• _Exercise directions_
Find and copy lines holding "existe".

==== Exercise input ====

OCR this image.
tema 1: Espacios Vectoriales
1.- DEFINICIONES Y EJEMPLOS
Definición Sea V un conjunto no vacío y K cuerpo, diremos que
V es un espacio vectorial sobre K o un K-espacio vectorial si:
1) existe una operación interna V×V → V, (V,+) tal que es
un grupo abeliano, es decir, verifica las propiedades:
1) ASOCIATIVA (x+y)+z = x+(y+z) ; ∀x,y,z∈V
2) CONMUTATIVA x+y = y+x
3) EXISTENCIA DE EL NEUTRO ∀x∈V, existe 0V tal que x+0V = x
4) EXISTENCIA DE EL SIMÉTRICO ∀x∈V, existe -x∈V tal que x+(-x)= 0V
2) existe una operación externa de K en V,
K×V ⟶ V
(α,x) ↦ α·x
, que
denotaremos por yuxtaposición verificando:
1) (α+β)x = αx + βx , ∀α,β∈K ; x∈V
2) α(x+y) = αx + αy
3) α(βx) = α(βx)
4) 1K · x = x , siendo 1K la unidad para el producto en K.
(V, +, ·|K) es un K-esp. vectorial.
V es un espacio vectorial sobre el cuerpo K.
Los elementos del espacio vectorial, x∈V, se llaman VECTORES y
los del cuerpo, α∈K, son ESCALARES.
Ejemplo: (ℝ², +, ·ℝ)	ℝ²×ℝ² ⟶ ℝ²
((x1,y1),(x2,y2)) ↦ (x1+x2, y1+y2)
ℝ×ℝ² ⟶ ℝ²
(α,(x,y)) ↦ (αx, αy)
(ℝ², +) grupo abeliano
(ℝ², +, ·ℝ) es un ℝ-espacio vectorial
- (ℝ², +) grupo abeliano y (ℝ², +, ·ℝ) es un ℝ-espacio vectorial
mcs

====

• _Written response_
1) existe una operación interna V×V → V, (V,+) tal que es
3) EXISTENCIA DE EL NEUTRO ∀x∈V, existe 0V tal que x+0V = x
4) EXISTENCIA DE EL SIMÉTRICO ∀x∈V, existe -x∈V tal que x+(-x)= 0V
2) existe una operación externa de K en V,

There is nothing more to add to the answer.